**Short exercise**
For each line below that contains the string "JSON", copy that line.

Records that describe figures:

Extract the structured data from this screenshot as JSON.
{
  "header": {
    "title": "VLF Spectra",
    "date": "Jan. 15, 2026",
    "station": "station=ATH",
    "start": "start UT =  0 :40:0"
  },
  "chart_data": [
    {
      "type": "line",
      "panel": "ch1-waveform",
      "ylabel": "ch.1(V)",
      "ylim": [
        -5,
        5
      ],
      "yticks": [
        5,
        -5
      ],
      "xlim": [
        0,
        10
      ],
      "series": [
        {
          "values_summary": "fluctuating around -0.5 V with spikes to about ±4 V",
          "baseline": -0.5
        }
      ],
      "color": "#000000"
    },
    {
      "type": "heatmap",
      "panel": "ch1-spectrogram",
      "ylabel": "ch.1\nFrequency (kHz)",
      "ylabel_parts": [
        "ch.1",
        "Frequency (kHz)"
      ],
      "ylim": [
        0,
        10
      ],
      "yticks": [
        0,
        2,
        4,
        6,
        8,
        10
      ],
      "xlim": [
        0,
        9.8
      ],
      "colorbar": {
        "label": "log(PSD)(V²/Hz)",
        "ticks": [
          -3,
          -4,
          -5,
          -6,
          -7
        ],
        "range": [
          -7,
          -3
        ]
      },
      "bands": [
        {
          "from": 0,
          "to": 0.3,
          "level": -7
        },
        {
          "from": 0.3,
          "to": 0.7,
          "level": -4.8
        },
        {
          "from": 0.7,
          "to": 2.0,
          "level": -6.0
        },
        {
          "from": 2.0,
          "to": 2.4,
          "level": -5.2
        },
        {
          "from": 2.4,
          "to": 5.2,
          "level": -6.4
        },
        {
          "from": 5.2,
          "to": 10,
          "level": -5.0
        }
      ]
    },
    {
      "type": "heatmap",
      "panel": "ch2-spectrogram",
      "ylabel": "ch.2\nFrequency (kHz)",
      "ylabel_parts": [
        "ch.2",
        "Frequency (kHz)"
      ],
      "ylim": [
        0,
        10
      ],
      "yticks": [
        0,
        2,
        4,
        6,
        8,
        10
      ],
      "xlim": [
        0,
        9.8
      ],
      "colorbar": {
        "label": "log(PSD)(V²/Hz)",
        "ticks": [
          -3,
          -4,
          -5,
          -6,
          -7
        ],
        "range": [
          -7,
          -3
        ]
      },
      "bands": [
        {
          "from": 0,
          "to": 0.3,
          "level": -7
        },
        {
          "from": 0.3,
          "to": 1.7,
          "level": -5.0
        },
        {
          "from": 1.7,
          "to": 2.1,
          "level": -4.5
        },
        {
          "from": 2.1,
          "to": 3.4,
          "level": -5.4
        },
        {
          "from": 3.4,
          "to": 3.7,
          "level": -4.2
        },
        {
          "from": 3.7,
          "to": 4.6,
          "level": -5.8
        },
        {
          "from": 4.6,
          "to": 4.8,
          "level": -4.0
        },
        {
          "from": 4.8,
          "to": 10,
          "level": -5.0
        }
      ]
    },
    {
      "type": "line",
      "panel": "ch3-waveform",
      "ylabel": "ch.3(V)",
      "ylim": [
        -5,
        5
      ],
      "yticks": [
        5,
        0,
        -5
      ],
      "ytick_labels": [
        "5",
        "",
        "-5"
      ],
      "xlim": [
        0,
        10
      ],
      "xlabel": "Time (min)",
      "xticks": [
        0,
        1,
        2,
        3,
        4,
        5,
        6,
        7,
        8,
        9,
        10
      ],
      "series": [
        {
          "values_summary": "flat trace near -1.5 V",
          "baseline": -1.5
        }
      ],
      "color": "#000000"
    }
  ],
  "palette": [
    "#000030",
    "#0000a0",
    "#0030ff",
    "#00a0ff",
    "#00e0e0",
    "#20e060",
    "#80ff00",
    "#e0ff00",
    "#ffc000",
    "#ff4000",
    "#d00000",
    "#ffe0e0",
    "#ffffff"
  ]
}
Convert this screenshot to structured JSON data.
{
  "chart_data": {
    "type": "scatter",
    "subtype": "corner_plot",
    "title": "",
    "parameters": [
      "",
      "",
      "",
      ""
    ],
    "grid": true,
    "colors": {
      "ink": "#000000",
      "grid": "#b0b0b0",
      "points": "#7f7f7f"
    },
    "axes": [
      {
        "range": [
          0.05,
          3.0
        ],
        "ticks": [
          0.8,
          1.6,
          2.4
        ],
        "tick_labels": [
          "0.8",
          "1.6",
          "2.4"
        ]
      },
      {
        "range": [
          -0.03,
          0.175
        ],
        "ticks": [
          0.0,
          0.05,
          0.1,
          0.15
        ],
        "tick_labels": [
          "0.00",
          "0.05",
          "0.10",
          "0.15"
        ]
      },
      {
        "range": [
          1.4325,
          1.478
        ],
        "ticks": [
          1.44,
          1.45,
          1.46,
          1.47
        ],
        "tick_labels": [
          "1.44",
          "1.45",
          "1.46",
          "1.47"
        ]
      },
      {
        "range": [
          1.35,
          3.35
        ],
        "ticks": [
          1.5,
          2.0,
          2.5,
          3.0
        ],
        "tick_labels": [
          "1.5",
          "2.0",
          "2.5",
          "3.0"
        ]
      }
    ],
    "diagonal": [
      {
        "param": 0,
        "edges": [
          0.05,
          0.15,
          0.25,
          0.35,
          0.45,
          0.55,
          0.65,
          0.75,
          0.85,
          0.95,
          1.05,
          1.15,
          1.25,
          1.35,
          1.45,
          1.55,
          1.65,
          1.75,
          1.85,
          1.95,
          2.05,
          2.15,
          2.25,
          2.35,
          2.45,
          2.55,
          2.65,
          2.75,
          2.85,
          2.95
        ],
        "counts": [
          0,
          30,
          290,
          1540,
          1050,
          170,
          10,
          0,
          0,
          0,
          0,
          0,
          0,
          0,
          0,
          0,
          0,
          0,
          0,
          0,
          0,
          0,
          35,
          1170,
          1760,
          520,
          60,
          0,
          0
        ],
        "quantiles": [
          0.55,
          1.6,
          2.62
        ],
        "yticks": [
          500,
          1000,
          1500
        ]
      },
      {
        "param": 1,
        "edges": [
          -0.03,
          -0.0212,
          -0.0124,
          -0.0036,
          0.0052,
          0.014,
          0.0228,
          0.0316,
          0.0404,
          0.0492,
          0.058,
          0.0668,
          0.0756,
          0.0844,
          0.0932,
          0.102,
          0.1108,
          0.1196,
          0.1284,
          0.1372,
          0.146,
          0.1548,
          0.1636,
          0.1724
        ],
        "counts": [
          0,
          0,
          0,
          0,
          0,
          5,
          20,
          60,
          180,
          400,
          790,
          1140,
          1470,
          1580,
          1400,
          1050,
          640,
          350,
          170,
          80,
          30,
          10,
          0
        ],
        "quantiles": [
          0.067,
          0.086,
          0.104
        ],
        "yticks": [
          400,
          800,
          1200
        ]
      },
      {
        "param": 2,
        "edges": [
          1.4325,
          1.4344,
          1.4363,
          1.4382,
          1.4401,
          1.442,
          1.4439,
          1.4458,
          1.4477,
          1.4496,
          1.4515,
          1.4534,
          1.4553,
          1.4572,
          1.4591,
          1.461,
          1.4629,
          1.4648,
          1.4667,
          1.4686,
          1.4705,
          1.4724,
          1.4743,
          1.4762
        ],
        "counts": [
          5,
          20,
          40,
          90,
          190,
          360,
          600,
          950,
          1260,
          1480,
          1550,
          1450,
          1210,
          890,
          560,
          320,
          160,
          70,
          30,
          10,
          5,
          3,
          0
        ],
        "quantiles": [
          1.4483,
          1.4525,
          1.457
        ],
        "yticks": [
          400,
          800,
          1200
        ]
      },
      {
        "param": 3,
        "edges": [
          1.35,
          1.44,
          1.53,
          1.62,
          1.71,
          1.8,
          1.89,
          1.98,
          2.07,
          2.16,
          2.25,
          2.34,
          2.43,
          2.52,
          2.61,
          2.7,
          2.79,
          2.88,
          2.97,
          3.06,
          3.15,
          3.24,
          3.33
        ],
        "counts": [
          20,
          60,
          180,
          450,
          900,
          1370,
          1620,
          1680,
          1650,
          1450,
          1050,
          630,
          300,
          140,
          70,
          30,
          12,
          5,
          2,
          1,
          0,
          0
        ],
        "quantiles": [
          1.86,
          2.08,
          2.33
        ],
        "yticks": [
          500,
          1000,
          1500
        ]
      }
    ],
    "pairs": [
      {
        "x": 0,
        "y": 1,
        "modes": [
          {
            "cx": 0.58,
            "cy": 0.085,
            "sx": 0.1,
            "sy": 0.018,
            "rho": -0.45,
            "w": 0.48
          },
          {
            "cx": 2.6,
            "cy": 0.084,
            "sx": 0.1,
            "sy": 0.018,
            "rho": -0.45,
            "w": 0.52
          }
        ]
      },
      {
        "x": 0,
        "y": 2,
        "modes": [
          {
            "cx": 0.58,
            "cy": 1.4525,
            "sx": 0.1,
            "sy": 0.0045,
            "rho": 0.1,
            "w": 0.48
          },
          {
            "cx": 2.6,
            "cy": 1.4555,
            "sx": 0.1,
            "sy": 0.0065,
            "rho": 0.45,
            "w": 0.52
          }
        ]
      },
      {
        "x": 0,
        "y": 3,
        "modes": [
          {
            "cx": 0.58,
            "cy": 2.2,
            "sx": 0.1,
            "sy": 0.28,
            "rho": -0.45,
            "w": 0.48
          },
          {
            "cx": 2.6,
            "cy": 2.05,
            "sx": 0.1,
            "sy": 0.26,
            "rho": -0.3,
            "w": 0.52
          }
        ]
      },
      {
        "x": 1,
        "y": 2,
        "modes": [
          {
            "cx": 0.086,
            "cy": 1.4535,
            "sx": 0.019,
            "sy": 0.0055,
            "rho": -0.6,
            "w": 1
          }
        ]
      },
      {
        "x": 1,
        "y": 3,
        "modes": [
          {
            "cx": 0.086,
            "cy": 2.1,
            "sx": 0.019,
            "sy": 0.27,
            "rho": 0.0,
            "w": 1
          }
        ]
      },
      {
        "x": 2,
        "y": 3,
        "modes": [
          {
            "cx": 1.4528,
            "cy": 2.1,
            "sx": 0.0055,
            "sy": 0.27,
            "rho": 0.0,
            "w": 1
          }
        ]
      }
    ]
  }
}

**Exercise answer**
Extract the structured data from this screenshot as JSON.
Convert this screenshot to structured JSON data.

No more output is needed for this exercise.